Tell how many lines have the string "this" in them, and write nothing besides the number.

[Listing start]

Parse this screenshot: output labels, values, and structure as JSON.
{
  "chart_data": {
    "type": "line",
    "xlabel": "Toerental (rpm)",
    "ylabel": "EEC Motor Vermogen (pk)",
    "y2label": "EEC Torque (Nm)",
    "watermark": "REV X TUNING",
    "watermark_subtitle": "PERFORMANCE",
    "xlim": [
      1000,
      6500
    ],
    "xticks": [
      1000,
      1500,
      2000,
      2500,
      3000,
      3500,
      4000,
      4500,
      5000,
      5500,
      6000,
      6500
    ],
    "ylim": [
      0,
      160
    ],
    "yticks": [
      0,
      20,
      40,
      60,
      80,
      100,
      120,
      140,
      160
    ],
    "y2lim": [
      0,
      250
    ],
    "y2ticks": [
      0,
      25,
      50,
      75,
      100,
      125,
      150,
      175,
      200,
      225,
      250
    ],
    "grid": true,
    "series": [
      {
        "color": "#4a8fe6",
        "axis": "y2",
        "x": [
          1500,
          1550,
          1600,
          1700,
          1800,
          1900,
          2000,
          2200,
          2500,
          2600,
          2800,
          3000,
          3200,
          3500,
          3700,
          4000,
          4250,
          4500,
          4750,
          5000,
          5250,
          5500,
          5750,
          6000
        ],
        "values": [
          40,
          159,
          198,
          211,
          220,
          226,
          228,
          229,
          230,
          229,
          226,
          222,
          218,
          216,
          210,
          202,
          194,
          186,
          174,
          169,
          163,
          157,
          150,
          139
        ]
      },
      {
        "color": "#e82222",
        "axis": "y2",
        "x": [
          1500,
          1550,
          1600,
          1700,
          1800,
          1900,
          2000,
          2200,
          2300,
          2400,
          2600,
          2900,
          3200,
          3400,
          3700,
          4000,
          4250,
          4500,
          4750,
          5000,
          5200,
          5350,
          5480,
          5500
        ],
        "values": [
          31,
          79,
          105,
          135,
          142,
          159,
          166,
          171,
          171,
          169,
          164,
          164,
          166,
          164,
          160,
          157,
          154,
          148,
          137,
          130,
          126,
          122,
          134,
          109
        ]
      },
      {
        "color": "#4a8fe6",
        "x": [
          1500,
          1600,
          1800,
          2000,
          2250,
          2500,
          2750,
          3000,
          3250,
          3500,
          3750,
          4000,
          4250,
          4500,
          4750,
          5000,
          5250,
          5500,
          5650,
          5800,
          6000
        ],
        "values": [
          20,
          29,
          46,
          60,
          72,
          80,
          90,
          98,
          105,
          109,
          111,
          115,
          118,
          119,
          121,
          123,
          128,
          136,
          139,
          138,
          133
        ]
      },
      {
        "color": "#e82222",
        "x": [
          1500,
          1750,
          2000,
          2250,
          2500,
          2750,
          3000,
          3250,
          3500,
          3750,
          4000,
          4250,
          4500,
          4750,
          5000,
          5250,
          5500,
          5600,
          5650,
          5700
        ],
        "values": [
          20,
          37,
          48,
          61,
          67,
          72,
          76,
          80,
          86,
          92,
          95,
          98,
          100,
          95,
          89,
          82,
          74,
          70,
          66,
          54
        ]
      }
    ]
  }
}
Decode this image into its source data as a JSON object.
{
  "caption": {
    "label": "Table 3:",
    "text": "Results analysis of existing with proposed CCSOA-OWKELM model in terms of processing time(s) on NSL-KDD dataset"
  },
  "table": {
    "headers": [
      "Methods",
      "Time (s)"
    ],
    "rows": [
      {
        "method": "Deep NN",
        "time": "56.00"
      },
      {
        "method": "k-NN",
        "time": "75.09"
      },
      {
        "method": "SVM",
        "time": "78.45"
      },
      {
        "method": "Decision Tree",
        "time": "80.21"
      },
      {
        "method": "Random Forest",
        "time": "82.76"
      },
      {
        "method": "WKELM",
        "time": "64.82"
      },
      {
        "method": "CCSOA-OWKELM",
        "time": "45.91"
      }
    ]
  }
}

[Listing end]

Written response.
2